* _TASK TO CARRY OUT_: Provide nothing but the number of lines containing the string "Environment".

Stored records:
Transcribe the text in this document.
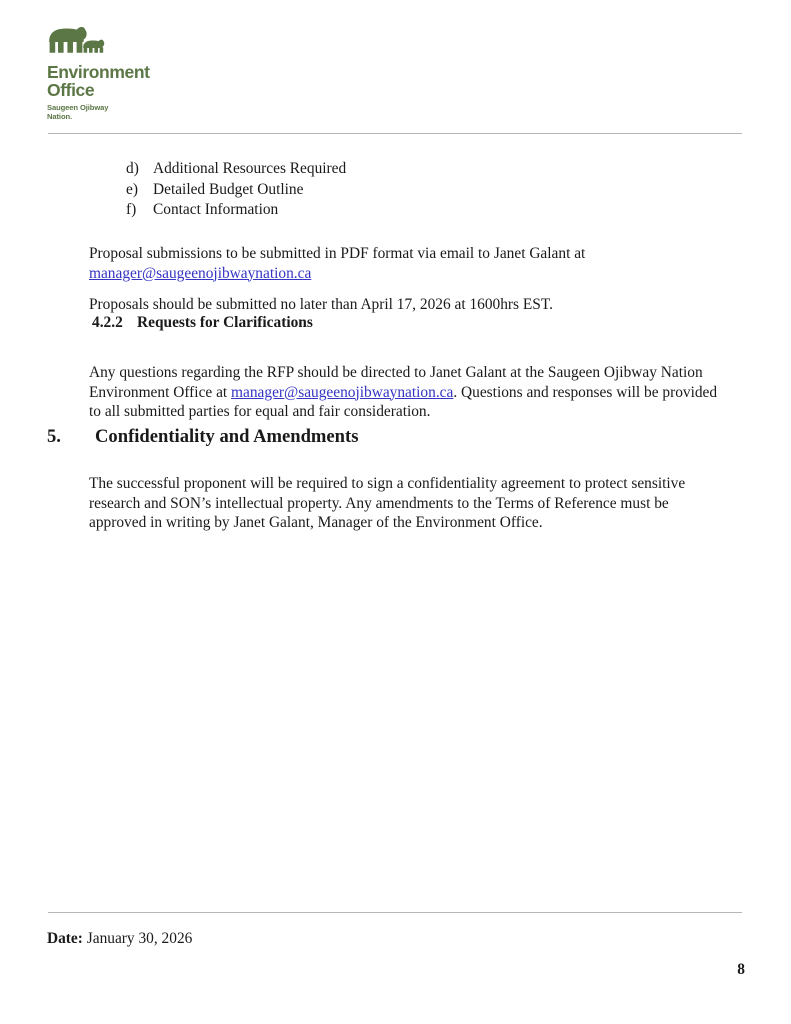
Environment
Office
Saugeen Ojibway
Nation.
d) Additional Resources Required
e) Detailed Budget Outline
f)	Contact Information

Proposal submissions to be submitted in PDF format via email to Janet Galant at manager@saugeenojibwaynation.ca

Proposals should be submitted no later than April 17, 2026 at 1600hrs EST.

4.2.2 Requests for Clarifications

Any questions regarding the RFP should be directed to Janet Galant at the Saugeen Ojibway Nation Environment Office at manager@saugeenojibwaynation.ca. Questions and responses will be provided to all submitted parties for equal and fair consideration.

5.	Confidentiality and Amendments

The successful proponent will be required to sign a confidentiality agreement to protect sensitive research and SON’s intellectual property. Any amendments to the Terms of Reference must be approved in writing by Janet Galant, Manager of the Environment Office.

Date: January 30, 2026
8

...

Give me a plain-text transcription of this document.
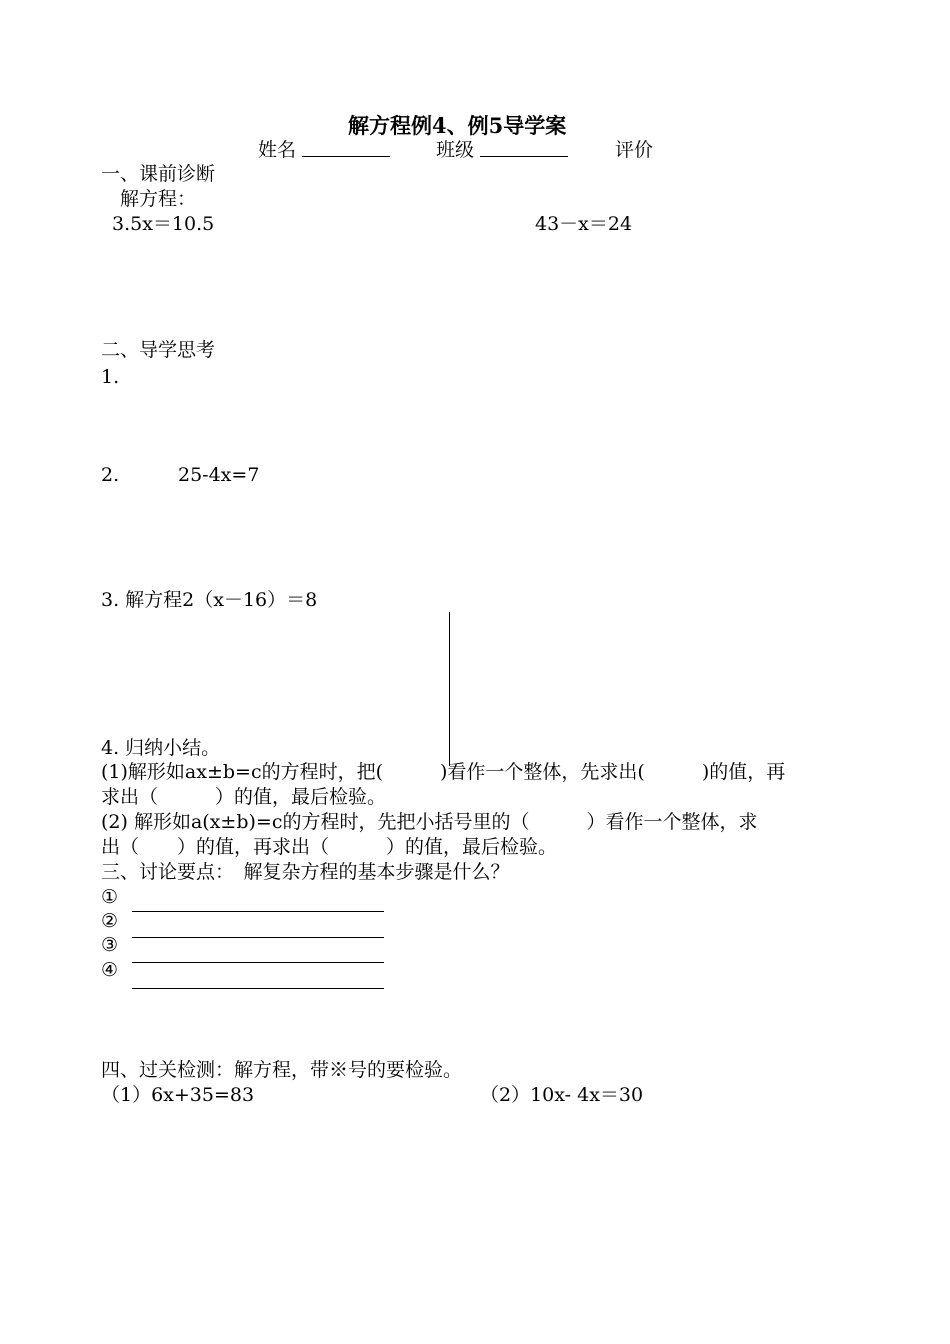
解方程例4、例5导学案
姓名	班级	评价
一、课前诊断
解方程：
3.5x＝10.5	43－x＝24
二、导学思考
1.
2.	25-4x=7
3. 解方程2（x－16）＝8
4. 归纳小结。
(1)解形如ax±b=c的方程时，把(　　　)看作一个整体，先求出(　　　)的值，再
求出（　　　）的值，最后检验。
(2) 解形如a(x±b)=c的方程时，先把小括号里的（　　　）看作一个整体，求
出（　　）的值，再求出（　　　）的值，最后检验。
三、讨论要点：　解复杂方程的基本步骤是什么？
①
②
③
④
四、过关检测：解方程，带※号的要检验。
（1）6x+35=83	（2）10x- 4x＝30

* _REPLY_: 3